__CHALLENGE__.
Repeat every record below exactly as written.

>> BEGIN

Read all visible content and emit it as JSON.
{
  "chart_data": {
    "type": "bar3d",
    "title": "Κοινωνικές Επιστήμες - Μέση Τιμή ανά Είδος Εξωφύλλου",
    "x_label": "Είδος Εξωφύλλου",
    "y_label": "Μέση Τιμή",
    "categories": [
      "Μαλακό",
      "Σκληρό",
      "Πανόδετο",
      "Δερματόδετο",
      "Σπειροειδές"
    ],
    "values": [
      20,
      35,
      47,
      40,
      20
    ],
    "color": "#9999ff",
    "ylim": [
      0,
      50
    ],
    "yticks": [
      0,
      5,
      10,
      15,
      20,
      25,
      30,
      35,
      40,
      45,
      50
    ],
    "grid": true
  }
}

>> END

__TASK RESULT__.
Read all visible content and emit it as JSON.
{
  "chart_data": {
    "type": "bar3d",
    "title": "Κοινωνικές Επιστήμες - Μέση Τιμή ανά Είδος Εξωφύλλου",
    "x_label": "Είδος Εξωφύλλου",
    "y_label": "Μέση Τιμή",
    "categories": [
      "Μαλακό",
      "Σκληρό",
      "Πανόδετο",
      "Δερματόδετο",
      "Σπειροειδές"
    ],
    "values": [
      20,
      35,
      47,
      40,
      20
    ],
    "color": "#9999ff",
    "ylim": [
      0,
      50
    ],
    "yticks": [
      0,
      5,
      10,
      15,
      20,
      25,
      30,
      35,
      40,
      45,
      50
    ],
    "grid": true
  }
}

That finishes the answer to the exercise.